▶ _Available records_:
━━━━━━

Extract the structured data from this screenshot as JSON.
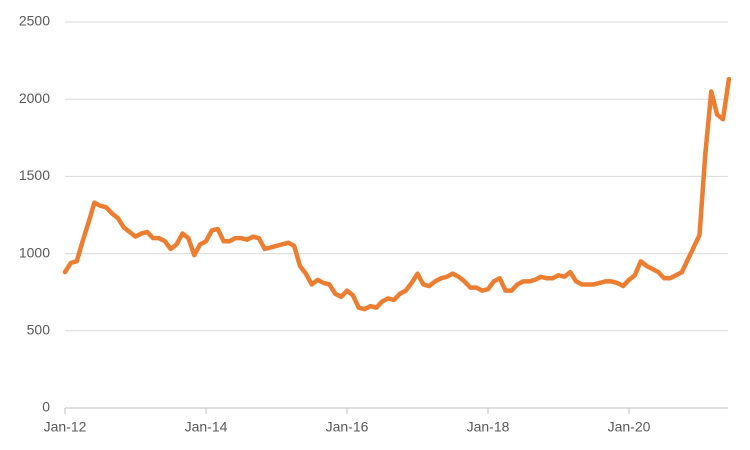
{
  "chart_data": {
    "type": "line",
    "categories": [
      "Jan-12",
      null,
      null,
      null,
      null,
      null,
      null,
      null,
      null,
      null,
      null,
      null,
      null,
      null,
      null,
      null,
      null,
      null,
      null,
      null,
      null,
      null,
      null,
      null,
      "Jan-14",
      null,
      null,
      null,
      null,
      null,
      null,
      null,
      null,
      null,
      null,
      null,
      null,
      null,
      null,
      null,
      null,
      null,
      null,
      null,
      null,
      null,
      null,
      null,
      "Jan-16",
      null,
      null,
      null,
      null,
      null,
      null,
      null,
      null,
      null,
      null,
      null,
      null,
      null,
      null,
      null,
      null,
      null,
      null,
      null,
      null,
      null,
      null,
      null,
      "Jan-18",
      null,
      null,
      null,
      null,
      null,
      null,
      null,
      null,
      null,
      null,
      null,
      null,
      null,
      null,
      null,
      null,
      null,
      null,
      null,
      null,
      null,
      null,
      null,
      "Jan-20",
      null,
      null,
      null,
      null,
      null,
      null,
      null,
      null,
      null,
      null,
      null,
      null,
      null,
      null,
      null,
      null,
      null
    ],
    "series": [
      {
        "color": "#ED7D31",
        "values": [
          880,
          940,
          950,
          1080,
          1200,
          1330,
          1310,
          1300,
          1260,
          1230,
          1170,
          1140,
          1110,
          1130,
          1140,
          1100,
          1100,
          1080,
          1030,
          1060,
          1130,
          1100,
          990,
          1060,
          1080,
          1150,
          1160,
          1080,
          1080,
          1100,
          1100,
          1090,
          1110,
          1100,
          1030,
          1040,
          1050,
          1060,
          1070,
          1050,
          920,
          870,
          800,
          830,
          810,
          800,
          740,
          720,
          760,
          730,
          650,
          640,
          660,
          650,
          690,
          710,
          700,
          740,
          760,
          810,
          870,
          800,
          790,
          820,
          840,
          850,
          870,
          850,
          820,
          780,
          780,
          760,
          770,
          820,
          840,
          760,
          760,
          800,
          820,
          820,
          830,
          850,
          840,
          840,
          860,
          850,
          880,
          820,
          800,
          800,
          800,
          810,
          820,
          820,
          810,
          790,
          830,
          860,
          950,
          920,
          900,
          880,
          840,
          840,
          860,
          880,
          960,
          1040,
          1120,
          1650,
          2050,
          1900,
          1870,
          2130
        ]
      }
    ],
    "ylim": [
      0,
      2500
    ],
    "yticks": [
      0,
      500,
      1000,
      1500,
      2000,
      2500
    ],
    "grid": true
  }
}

━━━━━━

▶ _Short exercise_: Copy every line above word for word and exclude the pictures.

▶ _Solution_:
Extract the structured data from this screenshot as JSON.
{
  "chart_data": {
    "type": "line",
    "categories": [
      "Jan-12",
      null,
      null,
      null,
      null,
      null,
      null,
      null,
      null,
      null,
      null,
      null,
      null,
      null,
      null,
      null,
      null,
      null,
      null,
      null,
      null,
      null,
      null,
      null,
      "Jan-14",
      null,
      null,
      null,
      null,
      null,
      null,
      null,
      null,
      null,
      null,
      null,
      null,
      null,
      null,
      null,
      null,
      null,
      null,
      null,
      null,
      null,
      null,
      null,
      "Jan-16",
      null,
      null,
      null,
      null,
      null,
      null,
      null,
      null,
      null,
      null,
      null,
      null,
      null,
      null,
      null,
      null,
      null,
      null,
      null,
      null,
      null,
      null,
      null,
      "Jan-18",
      null,
      null,
      null,
      null,
      null,
      null,
      null,
      null,
      null,
      null,
      null,
      null,
      null,
      null,
      null,
      null,
      null,
      null,
      null,
      null,
      null,
      null,
      null,
      "Jan-20",
      null,
      null,
      null,
      null,
      null,
      null,
      null,
      null,
      null,
      null,
      null,
      null,
      null,
      null,
      null,
      null,
      null
    ],
    "series": [
      {
        "color": "#ED7D31",
        "values": [
          880,
          940,
          950,
          1080,
          1200,
          1330,
          1310,
          1300,
          1260,
          1230,
          1170,
          1140,
          1110,
          1130,
          1140,
          1100,
          1100,
          1080,
          1030,
          1060,
          1130,
          1100,
          990,
          1060,
          1080,
          1150,
          1160,
          1080,
          1080,
          1100,
          1100,
          1090,
          1110,
          1100,
          1030,
          1040,
          1050,
          1060,
          1070,
          1050,
          920,
          870,
          800,
          830,
          810,
          800,
          740,
          720,
          760,
          730,
          650,
          640,
          660,
          650,
          690,
          710,
          700,
          740,
          760,
          810,
          870,
          800,
          790,
          820,
          840,
          850,
          870,
          850,
          820,
          780,
          780,
          760,
          770,
          820,
          840,
          760,
          760,
          800,
          820,
          820,
          830,
          850,
          840,
          840,
          860,
          850,
          880,
          820,
          800,
          800,
          800,
          810,
          820,
          820,
          810,
          790,
          830,
          860,
          950,
          920,
          900,
          880,
          840,
          840,
          860,
          880,
          960,
          1040,
          1120,
          1650,
          2050,
          1900,
          1870,
          2130
        ]
      }
    ],
    "ylim": [
      0,
      2500
    ],
    "yticks": [
      0,
      500,
      1000,
      1500,
      2000,
      2500
    ],
    "grid": true
  }
}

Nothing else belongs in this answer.